→ **WHAT YOU SHOULD DO**:
Echo the lines of the listing below word for word, from the line containing "slice-label: New ventures" up to and including the line containing "Identify all the".

(Dataset entries)
# # # # # # #

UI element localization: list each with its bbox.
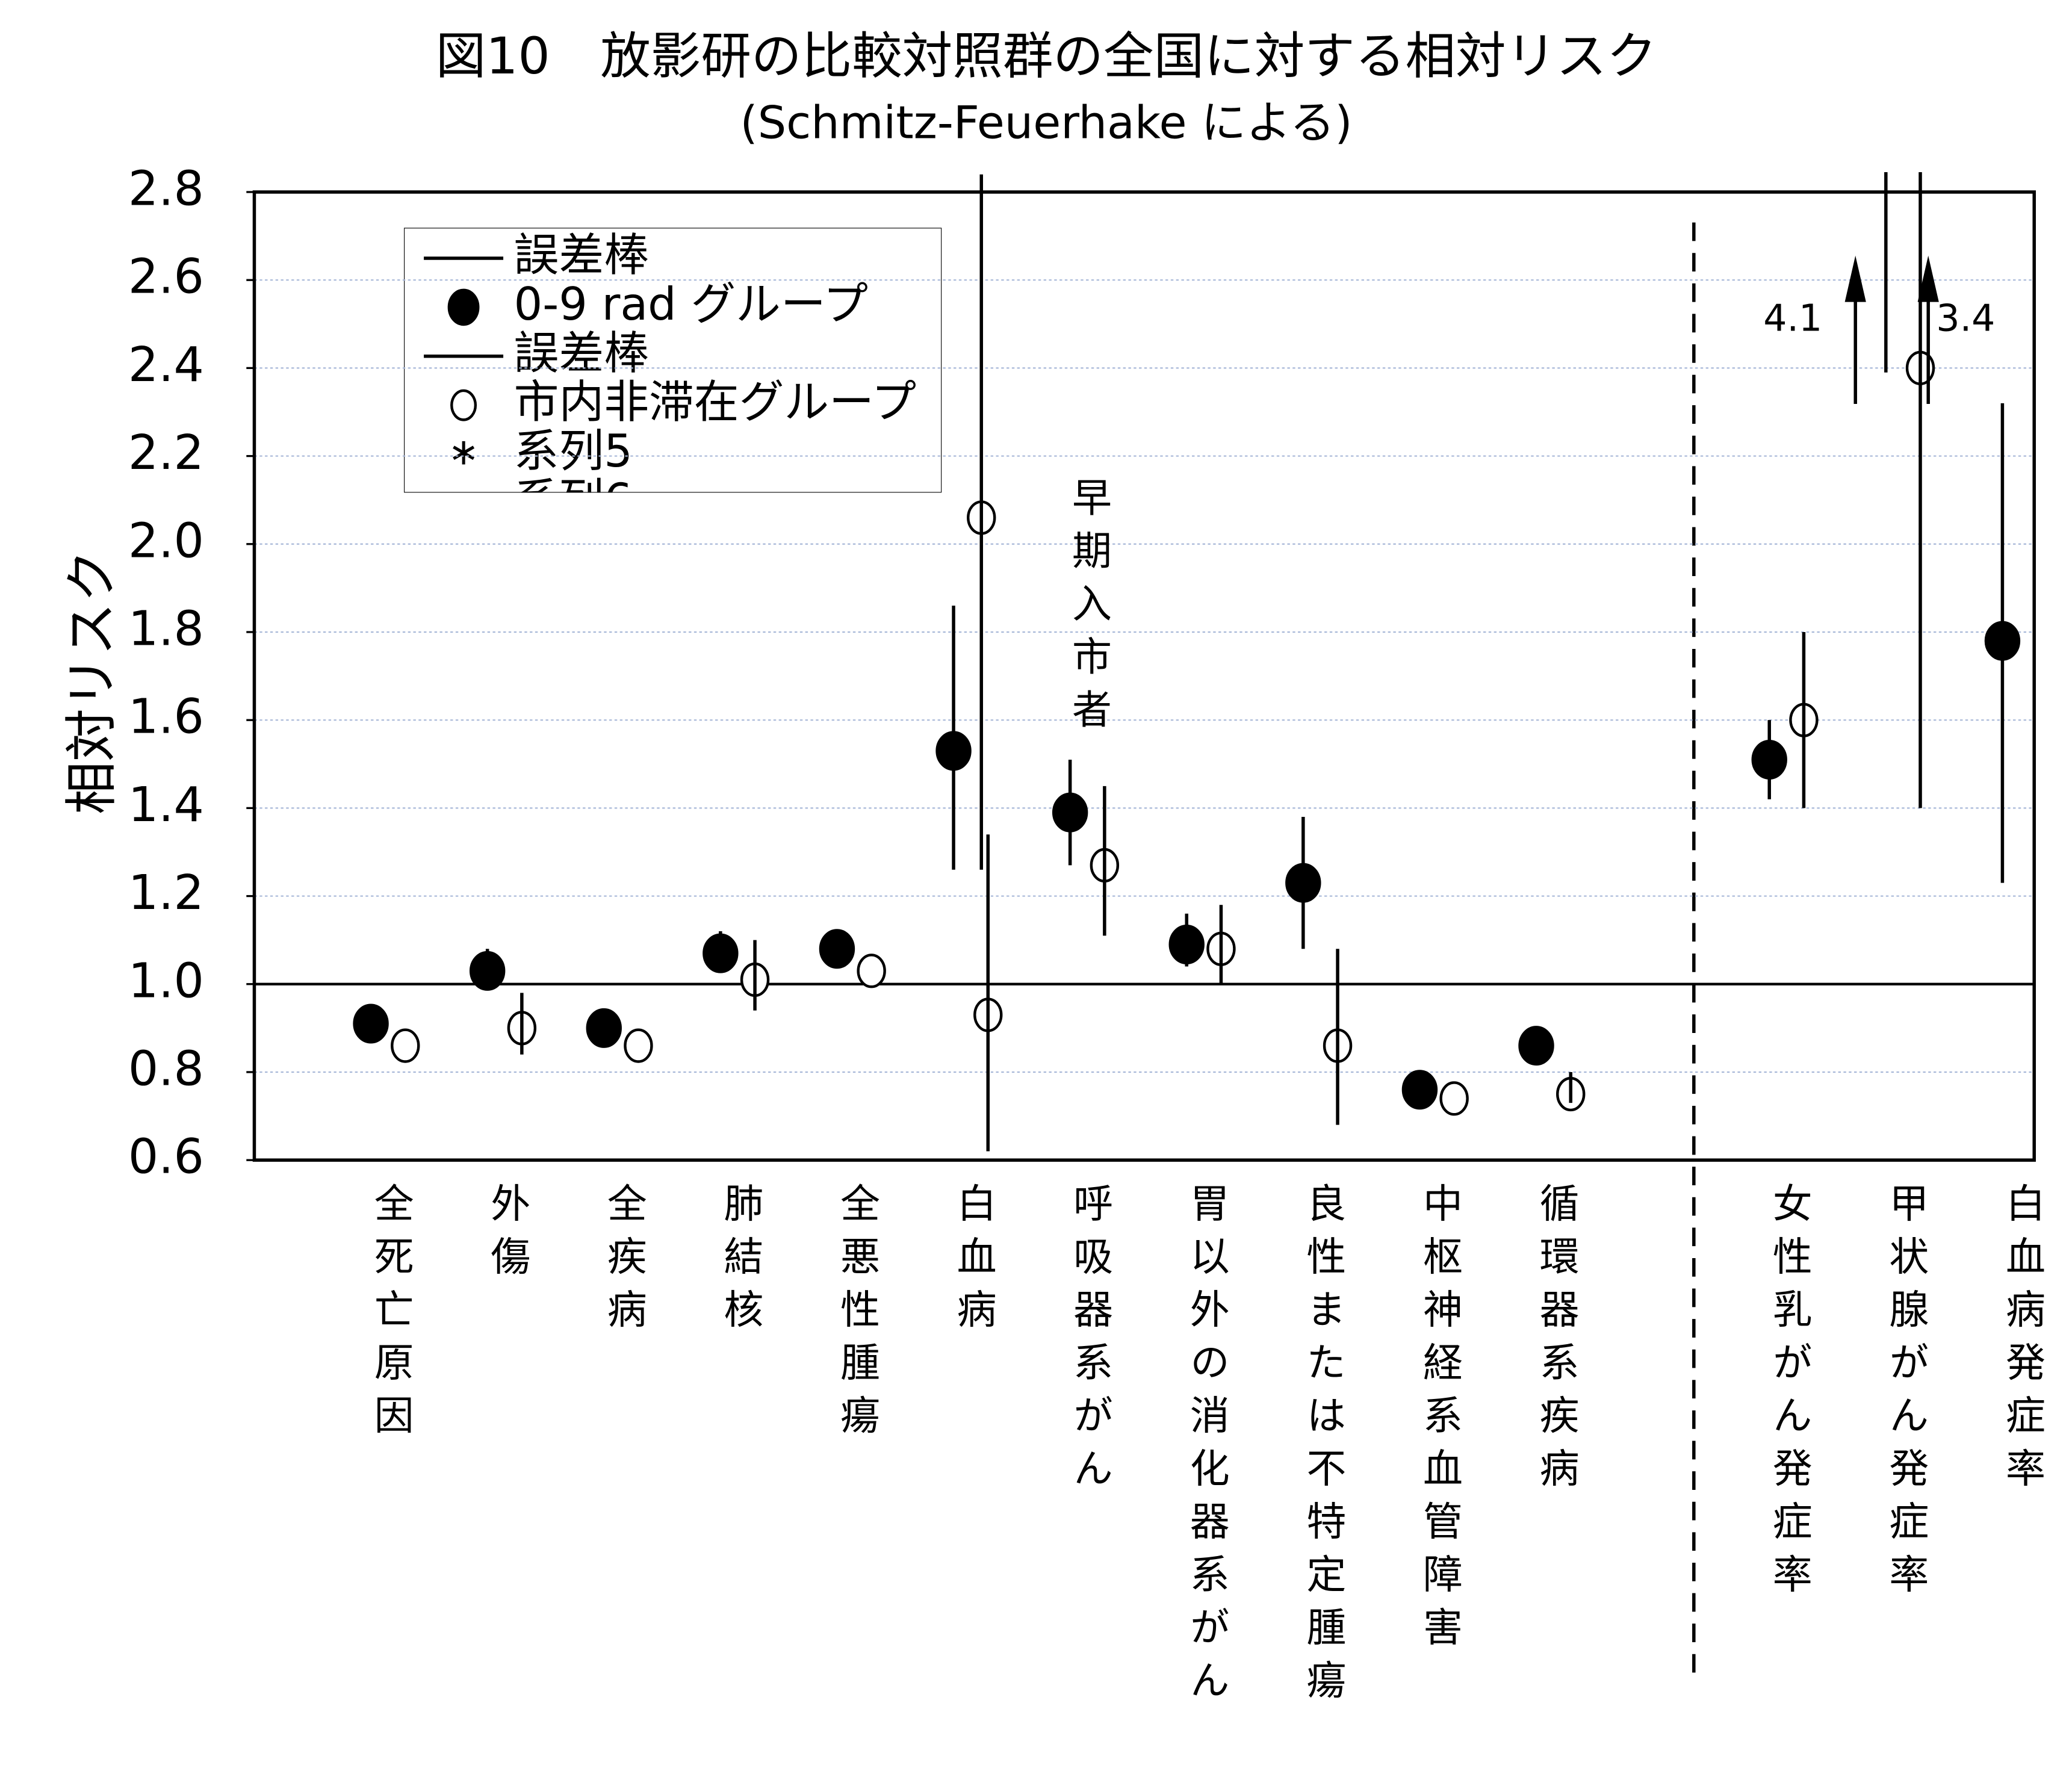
data-point <box>857 954 886 988</box>
x-tick-label: 甲状腺がん発症率 <box>1882 1183 1929 1607</box>
data-point <box>586 1008 622 1048</box>
plot-area <box>353 350 2021 1116</box>
data-point <box>353 1003 389 1044</box>
x-tick-label: 全疾病 <box>601 1183 647 1342</box>
legend-swatch <box>447 288 480 326</box>
legend-label: 市内非滞在グループ <box>514 376 917 429</box>
y-tick-label: 2.0 <box>128 512 204 568</box>
legend-label: 誤差棒 <box>514 229 649 281</box>
y-tick-label: 1.4 <box>128 777 204 833</box>
x-tick-label: 呼吸器系がん <box>1067 1183 1113 1501</box>
overflow-label: 4.1 <box>1763 296 1822 340</box>
chart-subtitle: (Schmitz-Feuerhake による) <box>740 96 1353 149</box>
y-tick-label: 2.8 <box>128 160 204 216</box>
legend-box <box>404 228 942 493</box>
x-tick-label: 外傷 <box>484 1183 530 1289</box>
y-tick-label: 1.6 <box>128 689 204 745</box>
x-tick-label: 白血病 <box>951 1183 997 1342</box>
x-tick-label: 循環器系疾病 <box>1533 1183 1580 1501</box>
y-tick-label: 1.8 <box>128 600 204 656</box>
data-point <box>1518 1026 1554 1066</box>
data-point <box>1439 1081 1469 1116</box>
y-tick-label: 1.0 <box>128 952 204 1008</box>
x-tick-label: 全死亡原因 <box>368 1183 414 1448</box>
x-tick-label: 全悪性腫瘍 <box>834 1183 880 1448</box>
y-tick-label: 0.8 <box>128 1040 204 1096</box>
legend-swatch: ∗ <box>448 430 479 474</box>
data-point <box>819 929 855 969</box>
x-tick-label: 中枢神経系血管障害 <box>1416 1183 1463 1660</box>
y-tick-label: 1.2 <box>128 864 204 920</box>
legend-label: 系列5 <box>514 425 633 477</box>
legend-label: 0-9 rad グループ <box>514 278 868 330</box>
annotation: 早期入市者 <box>1065 477 1112 742</box>
plot-frame <box>252 190 2036 1162</box>
data-point <box>1401 1070 1438 1110</box>
x-tick-label: 良性または不特定腫瘍 <box>1300 1183 1346 1713</box>
legend-label: 誤差棒 <box>514 327 649 379</box>
y-tick-label: 2.6 <box>128 249 204 305</box>
overflow-arrowhead <box>1844 255 1866 302</box>
x-tick-label: 白血病発症率 <box>1999 1183 2046 1501</box>
overflow-arrowhead <box>1917 255 1939 302</box>
x-tick-label: 肺結核 <box>717 1183 763 1342</box>
legend-swatch <box>450 389 477 421</box>
overflow-label: 3.4 <box>1936 296 1995 340</box>
data-point <box>391 1028 420 1063</box>
y-tick-label: 2.4 <box>128 337 204 392</box>
data-point <box>624 1028 653 1063</box>
x-tick-label: 女性乳がん発症率 <box>1766 1183 1813 1607</box>
x-tick-label: 胃以外の消化器系がん <box>1183 1183 1230 1713</box>
chart-title: 図10 放影研の比較対照群の全国に対する相対リスク <box>436 26 1657 85</box>
y-tick-label: 2.2 <box>128 424 204 480</box>
y-tick-label: 0.6 <box>128 1129 204 1185</box>
legend-label: 系列6 <box>514 474 633 526</box>
y-axis-label: 相対リスク <box>60 550 122 814</box>
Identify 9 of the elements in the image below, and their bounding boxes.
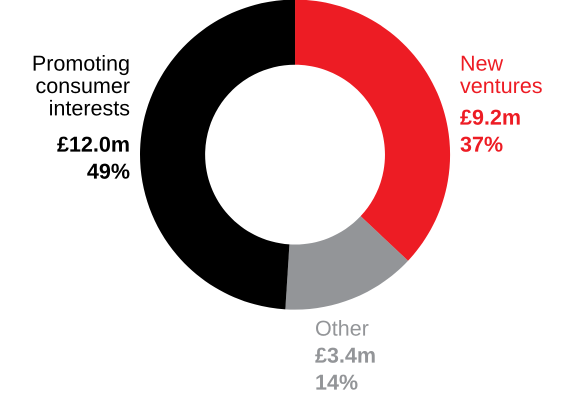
slice-label: New ventures — [460, 56, 542, 94]
data-label: 49% — [87, 164, 130, 179]
text: £3.4m — [315, 348, 375, 363]
data-label: 14% — [316, 374, 358, 390]
text: £9.2m — [460, 110, 520, 125]
text: £12.0m — [57, 136, 129, 152]
slice-label: Other — [316, 320, 368, 336]
data-label: 37% — [460, 136, 503, 152]
slice-label: Promoting consumer interests — [34, 55, 130, 116]
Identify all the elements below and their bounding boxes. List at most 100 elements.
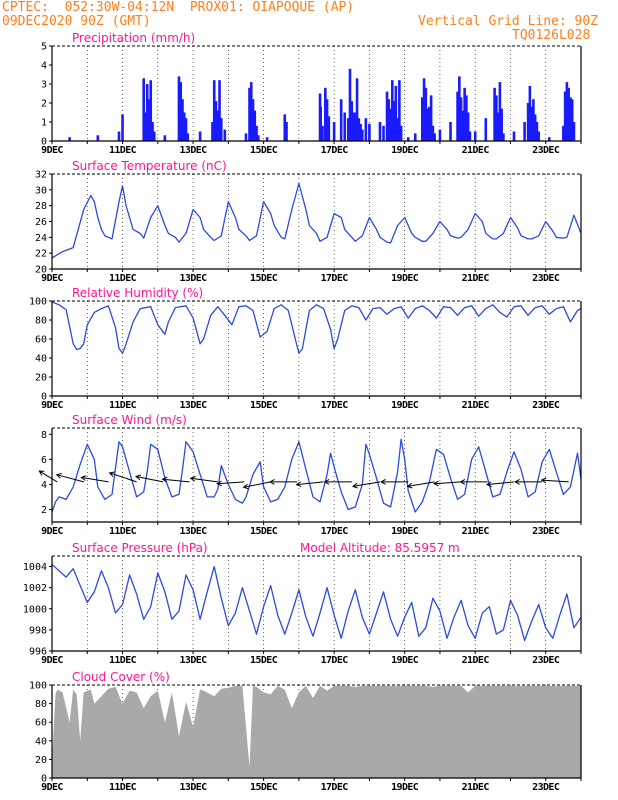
y-tick-label: 0 [41,137,47,148]
precip-bar [456,91,459,141]
panel-5 [49,684,582,781]
y-tick-label: 1002 [23,583,47,594]
precip-bar [181,99,184,141]
y-tick-label: 30 [35,185,47,196]
precip-bar [319,106,323,141]
precip-bar [562,125,565,141]
panel-2 [49,300,582,399]
precip-bar [406,137,410,141]
precip-bar [523,122,526,141]
y-tick-label: 8 [41,430,47,441]
wind-arrow-head [135,474,142,481]
x-tick-label: 19DEC [391,145,419,156]
precip-bar [498,82,502,141]
precip-bar [211,122,214,141]
precip-bar [537,131,540,141]
precip-bar [378,122,382,141]
precip-bar [321,125,324,141]
precip-bar [346,118,350,141]
panel-1 [49,173,582,272]
y-tick-label: 2 [41,99,47,110]
precip-bar [327,116,331,141]
x-tick-label: 23DEC [532,655,560,666]
precip-bar [572,122,576,141]
header-run-id: TQ0126L028 [512,28,591,43]
x-tick-label: 23DEC [532,145,560,156]
cloud-cover-area [52,685,581,778]
precip-bar [570,99,574,141]
wind-arrow [39,470,58,483]
wind-arrow-head [269,479,275,485]
x-tick-label: 21DEC [462,400,490,411]
y-tick-label: 998 [29,625,47,636]
wind-arrow-head [216,480,222,487]
y-tick-label: 60 [35,718,47,729]
y-tick-label: 32 [35,170,47,181]
x-tick-label: 15DEC [250,145,278,156]
wind-arrow-head [108,471,115,477]
precip-bar [147,99,151,141]
x-tick-label: 17DEC [321,400,349,411]
x-tick-label: 11DEC [109,145,137,156]
precip-bar [355,78,359,141]
x-tick-label: 15DEC [250,400,278,411]
panel-annotation: Model Altitude: 85.5957 m [300,541,460,555]
y-tick-label: 1004 [23,562,47,573]
series-line [51,301,582,354]
precip-bar [214,101,218,141]
header-grid-note: Vertical Grid Line: 90Z [418,14,599,29]
y-tick-label: 24 [35,233,47,244]
wind-arrow-head [514,479,520,485]
precip-bar [502,133,505,141]
x-tick-label: 21DEC [462,145,490,156]
precip-bar [212,80,216,141]
x-tick-label: 23DEC [532,273,560,284]
precip-bar [184,118,188,141]
y-tick-label: 6 [41,455,47,466]
y-tick-label: 28 [35,201,47,212]
precip-bar [265,137,269,141]
precip-bar [428,106,431,141]
precip-bar [526,103,530,141]
y-tick-label: 3 [41,80,47,91]
wind-arrow [352,481,381,487]
precip-bar [163,135,167,141]
header-date: 09DEC2020 90Z (GMT) [2,14,151,29]
wind-arrow-head [485,481,492,488]
precip-bar [389,108,392,141]
precip-bar [396,118,399,141]
precip-bar [145,84,149,141]
wind-arrow-head [380,479,386,485]
wind-arrow-head [459,479,466,485]
wind-arrow [190,477,218,483]
plot-area [52,556,581,651]
precip-bar [449,122,452,141]
y-tick-label: 2 [41,505,47,516]
precip-bar [567,87,570,141]
y-tick-label: 100 [29,297,47,308]
x-tick-label: 11DEC [109,782,137,793]
x-tick-label: 21DEC [462,655,490,666]
panel-title: Cloud Cover (%) [72,670,170,684]
panel-title: Surface Pressure (hPa) [72,541,208,555]
wind-arrow [217,481,245,485]
precip-bar [569,97,572,141]
precip-bar [463,87,466,141]
plot-area [52,428,581,522]
x-tick-label: 17DEC [321,273,349,284]
precip-bar [152,131,156,141]
y-tick-label: 22 [35,249,47,260]
panel-0 [49,45,582,144]
panel-title: Relative Humidity (%) [72,286,203,300]
precip-bar [421,97,424,141]
precip-bar [364,118,368,141]
wind-arrow-head [242,483,249,490]
plot-area [52,174,581,269]
precip-bar [422,78,426,141]
x-tick-label: 11DEC [109,273,137,284]
precip-bar [394,85,398,141]
series-line [51,563,582,642]
precip-bar [429,95,433,141]
precip-bar [357,118,361,141]
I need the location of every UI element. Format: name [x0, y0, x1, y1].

# # # # # # #

→ **EXERCISE OUTPUT**:
slice-label: New ventures — [460, 56, 542, 94]
data-label: 49% — [87, 164, 130, 179]
text: £3.4m — [315, 348, 375, 363]
data-label: 14% — [316, 374, 358, 390]
text: £9.2m — [460, 110, 520, 125]
text: £12.0m — [57, 136, 129, 152]
slice-label: Other — [316, 320, 368, 336]
data-label: 37% — [460, 136, 503, 152]
slice-label: Promoting consumer interests — [34, 55, 130, 116]
Identify all the elements below and their bounding boxes. List at most 100 elements.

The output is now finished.